## begin Provided records

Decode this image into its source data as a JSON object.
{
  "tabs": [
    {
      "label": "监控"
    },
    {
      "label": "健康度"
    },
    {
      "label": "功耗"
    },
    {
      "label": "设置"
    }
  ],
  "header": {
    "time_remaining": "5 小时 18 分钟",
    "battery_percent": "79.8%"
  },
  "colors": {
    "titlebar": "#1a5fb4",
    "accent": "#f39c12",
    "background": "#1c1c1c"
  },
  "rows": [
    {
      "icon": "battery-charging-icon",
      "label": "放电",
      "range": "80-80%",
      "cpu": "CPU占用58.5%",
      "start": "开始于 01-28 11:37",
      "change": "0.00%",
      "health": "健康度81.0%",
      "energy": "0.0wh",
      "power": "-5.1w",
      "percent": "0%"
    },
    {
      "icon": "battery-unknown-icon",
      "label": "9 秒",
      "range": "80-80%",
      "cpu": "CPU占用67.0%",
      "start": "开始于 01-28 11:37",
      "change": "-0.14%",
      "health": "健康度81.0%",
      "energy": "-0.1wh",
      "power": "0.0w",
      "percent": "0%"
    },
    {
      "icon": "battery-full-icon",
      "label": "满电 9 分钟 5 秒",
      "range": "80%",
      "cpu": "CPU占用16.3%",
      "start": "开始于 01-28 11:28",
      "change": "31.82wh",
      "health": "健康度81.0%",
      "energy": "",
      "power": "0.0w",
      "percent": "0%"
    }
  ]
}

## end Provided records

*Required work*:
List each line holding the string "label".

*Right answer*:
      "label": "监控"
      "label": "健康度"
      "label": "功耗"
      "label": "设置"
      "label": "放电",
      "label": "9 秒",
      "label": "满电 9 分钟 5 秒",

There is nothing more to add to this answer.